• [What this task involves]:
Reproduce the records below exactly as they appear.

• [Records to use]:
● ● ● ●

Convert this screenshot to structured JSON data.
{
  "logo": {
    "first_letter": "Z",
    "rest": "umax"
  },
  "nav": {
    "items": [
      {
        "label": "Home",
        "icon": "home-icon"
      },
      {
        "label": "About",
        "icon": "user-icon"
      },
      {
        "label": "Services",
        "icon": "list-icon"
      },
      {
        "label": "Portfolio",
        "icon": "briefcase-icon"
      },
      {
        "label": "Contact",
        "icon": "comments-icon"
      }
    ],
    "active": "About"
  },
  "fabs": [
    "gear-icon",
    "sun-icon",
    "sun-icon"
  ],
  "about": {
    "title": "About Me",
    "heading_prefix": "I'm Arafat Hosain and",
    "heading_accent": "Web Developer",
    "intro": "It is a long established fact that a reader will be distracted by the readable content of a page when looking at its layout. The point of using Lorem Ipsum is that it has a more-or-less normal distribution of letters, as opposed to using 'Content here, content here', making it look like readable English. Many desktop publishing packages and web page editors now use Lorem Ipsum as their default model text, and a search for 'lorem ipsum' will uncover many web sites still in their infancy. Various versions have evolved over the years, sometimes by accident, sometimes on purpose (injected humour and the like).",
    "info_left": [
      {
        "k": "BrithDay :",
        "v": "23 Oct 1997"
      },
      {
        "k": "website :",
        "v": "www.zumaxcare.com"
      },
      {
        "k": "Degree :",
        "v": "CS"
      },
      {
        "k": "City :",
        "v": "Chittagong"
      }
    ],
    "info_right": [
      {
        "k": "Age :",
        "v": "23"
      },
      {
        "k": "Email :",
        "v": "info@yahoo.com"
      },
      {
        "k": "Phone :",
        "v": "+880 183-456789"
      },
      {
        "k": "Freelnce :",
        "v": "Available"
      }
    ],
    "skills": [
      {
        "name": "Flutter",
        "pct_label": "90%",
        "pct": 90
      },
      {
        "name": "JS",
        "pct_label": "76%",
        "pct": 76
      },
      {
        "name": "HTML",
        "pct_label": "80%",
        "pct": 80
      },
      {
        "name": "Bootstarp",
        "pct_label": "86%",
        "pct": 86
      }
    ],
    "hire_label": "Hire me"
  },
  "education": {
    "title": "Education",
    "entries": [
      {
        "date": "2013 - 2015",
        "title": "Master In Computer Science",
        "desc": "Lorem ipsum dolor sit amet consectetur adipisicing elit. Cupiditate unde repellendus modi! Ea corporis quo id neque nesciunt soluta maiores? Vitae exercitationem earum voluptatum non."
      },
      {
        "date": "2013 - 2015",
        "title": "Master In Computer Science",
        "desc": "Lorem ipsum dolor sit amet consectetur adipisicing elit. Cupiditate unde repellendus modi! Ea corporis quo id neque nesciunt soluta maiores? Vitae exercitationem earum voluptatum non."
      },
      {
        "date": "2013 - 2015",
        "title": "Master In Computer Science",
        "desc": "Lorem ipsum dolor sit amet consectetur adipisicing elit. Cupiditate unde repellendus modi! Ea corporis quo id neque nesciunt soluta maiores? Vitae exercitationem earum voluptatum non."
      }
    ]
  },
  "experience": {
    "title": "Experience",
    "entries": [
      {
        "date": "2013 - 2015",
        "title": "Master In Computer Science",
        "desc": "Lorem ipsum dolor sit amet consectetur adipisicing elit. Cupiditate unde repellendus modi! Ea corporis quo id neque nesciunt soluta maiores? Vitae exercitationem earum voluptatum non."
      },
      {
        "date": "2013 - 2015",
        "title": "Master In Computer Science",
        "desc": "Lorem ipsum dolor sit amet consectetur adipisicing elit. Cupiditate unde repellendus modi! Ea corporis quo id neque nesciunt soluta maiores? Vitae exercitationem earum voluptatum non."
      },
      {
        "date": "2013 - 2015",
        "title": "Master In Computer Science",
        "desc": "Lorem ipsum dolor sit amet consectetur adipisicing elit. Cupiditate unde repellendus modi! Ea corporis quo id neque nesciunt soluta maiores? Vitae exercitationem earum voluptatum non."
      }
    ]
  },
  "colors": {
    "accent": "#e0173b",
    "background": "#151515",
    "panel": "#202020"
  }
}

● ● ● ●

• [Correct answer]:
Convert this screenshot to structured JSON data.
{
  "logo": {
    "first_letter": "Z",
    "rest": "umax"
  },
  "nav": {
    "items": [
      {
        "label": "Home",
        "icon": "home-icon"
      },
      {
        "label": "About",
        "icon": "user-icon"
      },
      {
        "label": "Services",
        "icon": "list-icon"
      },
      {
        "label": "Portfolio",
        "icon": "briefcase-icon"
      },
      {
        "label": "Contact",
        "icon": "comments-icon"
      }
    ],
    "active": "About"
  },
  "fabs": [
    "gear-icon",
    "sun-icon",
    "sun-icon"
  ],
  "about": {
    "title": "About Me",
    "heading_prefix": "I'm Arafat Hosain and",
    "heading_accent": "Web Developer",
    "intro": "It is a long established fact that a reader will be distracted by the readable content of a page when looking at its layout. The point of using Lorem Ipsum is that it has a more-or-less normal distribution of letters, as opposed to using 'Content here, content here', making it look like readable English. Many desktop publishing packages and web page editors now use Lorem Ipsum as their default model text, and a search for 'lorem ipsum' will uncover many web sites still in their infancy. Various versions have evolved over the years, sometimes by accident, sometimes on purpose (injected humour and the like).",
    "info_left": [
      {
        "k": "BrithDay :",
        "v": "23 Oct 1997"
      },
      {
        "k": "website :",
        "v": "www.zumaxcare.com"
      },
      {
        "k": "Degree :",
        "v": "CS"
      },
      {
        "k": "City :",
        "v": "Chittagong"
      }
    ],
    "info_right": [
      {
        "k": "Age :",
        "v": "23"
      },
      {
        "k": "Email :",
        "v": "info@yahoo.com"
      },
      {
        "k": "Phone :",
        "v": "+880 183-456789"
      },
      {
        "k": "Freelnce :",
        "v": "Available"
      }
    ],
    "skills": [
      {
        "name": "Flutter",
        "pct_label": "90%",
        "pct": 90
      },
      {
        "name": "JS",
        "pct_label": "76%",
        "pct": 76
      },
      {
        "name": "HTML",
        "pct_label": "80%",
        "pct": 80
      },
      {
        "name": "Bootstarp",
        "pct_label": "86%",
        "pct": 86
      }
    ],
    "hire_label": "Hire me"
  },
  "education": {
    "title": "Education",
    "entries": [
      {
        "date": "2013 - 2015",
        "title": "Master In Computer Science",
        "desc": "Lorem ipsum dolor sit amet consectetur adipisicing elit. Cupiditate unde repellendus modi! Ea corporis quo id neque nesciunt soluta maiores? Vitae exercitationem earum voluptatum non."
      },
      {
        "date": "2013 - 2015",
        "title": "Master In Computer Science",
        "desc": "Lorem ipsum dolor sit amet consectetur adipisicing elit. Cupiditate unde repellendus modi! Ea corporis quo id neque nesciunt soluta maiores? Vitae exercitationem earum voluptatum non."
      },
      {
        "date": "2013 - 2015",
        "title": "Master In Computer Science",
        "desc": "Lorem ipsum dolor sit amet consectetur adipisicing elit. Cupiditate unde repellendus modi! Ea corporis quo id neque nesciunt soluta maiores? Vitae exercitationem earum voluptatum non."
      }
    ]
  },
  "experience": {
    "title": "Experience",
    "entries": [
      {
        "date": "2013 - 2015",
        "title": "Master In Computer Science",
        "desc": "Lorem ipsum dolor sit amet consectetur adipisicing elit. Cupiditate unde repellendus modi! Ea corporis quo id neque nesciunt soluta maiores? Vitae exercitationem earum voluptatum non."
      },
      {
        "date": "2013 - 2015",
        "title": "Master In Computer Science",
        "desc": "Lorem ipsum dolor sit amet consectetur adipisicing elit. Cupiditate unde repellendus modi! Ea corporis quo id neque nesciunt soluta maiores? Vitae exercitationem earum voluptatum non."
      },
      {
        "date": "2013 - 2015",
        "title": "Master In Computer Science",
        "desc": "Lorem ipsum dolor sit amet consectetur adipisicing elit. Cupiditate unde repellendus modi! Ea corporis quo id neque nesciunt soluta maiores? Vitae exercitationem earum voluptatum non."
      }
    ]
  },
  "colors": {
    "accent": "#e0173b",
    "background": "#151515",
    "panel": "#202020"
  }
}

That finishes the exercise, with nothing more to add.